### Saved entries
*-*-*

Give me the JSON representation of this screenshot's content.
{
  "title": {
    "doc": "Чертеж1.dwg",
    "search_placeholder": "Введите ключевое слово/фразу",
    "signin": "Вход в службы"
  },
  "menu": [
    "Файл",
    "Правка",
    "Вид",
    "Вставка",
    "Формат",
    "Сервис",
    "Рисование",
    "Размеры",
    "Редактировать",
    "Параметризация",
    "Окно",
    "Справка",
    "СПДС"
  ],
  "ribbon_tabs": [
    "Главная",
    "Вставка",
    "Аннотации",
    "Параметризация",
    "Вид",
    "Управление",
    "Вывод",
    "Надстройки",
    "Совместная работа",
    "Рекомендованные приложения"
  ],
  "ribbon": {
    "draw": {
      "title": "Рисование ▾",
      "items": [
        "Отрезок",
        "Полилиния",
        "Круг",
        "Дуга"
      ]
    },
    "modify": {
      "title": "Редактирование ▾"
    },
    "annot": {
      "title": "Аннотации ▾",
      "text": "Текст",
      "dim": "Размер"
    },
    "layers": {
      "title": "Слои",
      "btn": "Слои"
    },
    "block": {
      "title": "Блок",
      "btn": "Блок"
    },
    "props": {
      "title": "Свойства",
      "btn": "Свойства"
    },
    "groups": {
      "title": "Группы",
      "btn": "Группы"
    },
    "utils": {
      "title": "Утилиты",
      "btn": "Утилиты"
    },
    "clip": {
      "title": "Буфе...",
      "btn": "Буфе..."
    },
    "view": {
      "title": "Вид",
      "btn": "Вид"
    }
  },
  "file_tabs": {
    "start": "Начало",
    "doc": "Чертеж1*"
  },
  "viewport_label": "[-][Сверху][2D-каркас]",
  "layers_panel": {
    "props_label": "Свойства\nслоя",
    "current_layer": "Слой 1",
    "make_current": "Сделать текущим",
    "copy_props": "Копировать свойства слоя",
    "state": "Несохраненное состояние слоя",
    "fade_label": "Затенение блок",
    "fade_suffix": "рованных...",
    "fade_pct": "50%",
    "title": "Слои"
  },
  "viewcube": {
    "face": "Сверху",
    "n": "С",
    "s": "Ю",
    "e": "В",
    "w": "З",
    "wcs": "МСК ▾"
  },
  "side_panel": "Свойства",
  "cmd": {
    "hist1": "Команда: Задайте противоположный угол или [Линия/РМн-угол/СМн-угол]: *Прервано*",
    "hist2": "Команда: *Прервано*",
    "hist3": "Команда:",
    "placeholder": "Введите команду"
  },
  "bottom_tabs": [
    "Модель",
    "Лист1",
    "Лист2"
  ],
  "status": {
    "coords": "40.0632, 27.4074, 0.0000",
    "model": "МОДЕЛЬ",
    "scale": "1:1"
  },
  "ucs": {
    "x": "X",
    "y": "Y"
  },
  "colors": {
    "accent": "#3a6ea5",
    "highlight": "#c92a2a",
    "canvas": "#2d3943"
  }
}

*-*-*

### YOUR OBJECTIVE
Return the listing above in full, character for character.

### TASK OUTPUT
Give me the JSON representation of this screenshot's content.
{
  "title": {
    "doc": "Чертеж1.dwg",
    "search_placeholder": "Введите ключевое слово/фразу",
    "signin": "Вход в службы"
  },
  "menu": [
    "Файл",
    "Правка",
    "Вид",
    "Вставка",
    "Формат",
    "Сервис",
    "Рисование",
    "Размеры",
    "Редактировать",
    "Параметризация",
    "Окно",
    "Справка",
    "СПДС"
  ],
  "ribbon_tabs": [
    "Главная",
    "Вставка",
    "Аннотации",
    "Параметризация",
    "Вид",
    "Управление",
    "Вывод",
    "Надстройки",
    "Совместная работа",
    "Рекомендованные приложения"
  ],
  "ribbon": {
    "draw": {
      "title": "Рисование ▾",
      "items": [
        "Отрезок",
        "Полилиния",
        "Круг",
        "Дуга"
      ]
    },
    "modify": {
      "title": "Редактирование ▾"
    },
    "annot": {
      "title": "Аннотации ▾",
      "text": "Текст",
      "dim": "Размер"
    },
    "layers": {
      "title": "Слои",
      "btn": "Слои"
    },
    "block": {
      "title": "Блок",
      "btn": "Блок"
    },
    "props": {
      "title": "Свойства",
      "btn": "Свойства"
    },
    "groups": {
      "title": "Группы",
      "btn": "Группы"
    },
    "utils": {
      "title": "Утилиты",
      "btn": "Утилиты"
    },
    "clip": {
      "title": "Буфе...",
      "btn": "Буфе..."
    },
    "view": {
      "title": "Вид",
      "btn": "Вид"
    }
  },
  "file_tabs": {
    "start": "Начало",
    "doc": "Чертеж1*"
  },
  "viewport_label": "[-][Сверху][2D-каркас]",
  "layers_panel": {
    "props_label": "Свойства\nслоя",
    "current_layer": "Слой 1",
    "make_current": "Сделать текущим",
    "copy_props": "Копировать свойства слоя",
    "state": "Несохраненное состояние слоя",
    "fade_label": "Затенение блок",
    "fade_suffix": "рованных...",
    "fade_pct": "50%",
    "title": "Слои"
  },
  "viewcube": {
    "face": "Сверху",
    "n": "С",
    "s": "Ю",
    "e": "В",
    "w": "З",
    "wcs": "МСК ▾"
  },
  "side_panel": "Свойства",
  "cmd": {
    "hist1": "Команда: Задайте противоположный угол или [Линия/РМн-угол/СМн-угол]: *Прервано*",
    "hist2": "Команда: *Прервано*",
    "hist3": "Команда:",
    "placeholder": "Введите команду"
  },
  "bottom_tabs": [
    "Модель",
    "Лист1",
    "Лист2"
  ],
  "status": {
    "coords": "40.0632, 27.4074, 0.0000",
    "model": "МОДЕЛЬ",
    "scale": "1:1"
  },
  "ucs": {
    "x": "X",
    "y": "Y"
  },
  "colors": {
    "accent": "#3a6ea5",
    "highlight": "#c92a2a",
    "canvas": "#2d3943"
  }
}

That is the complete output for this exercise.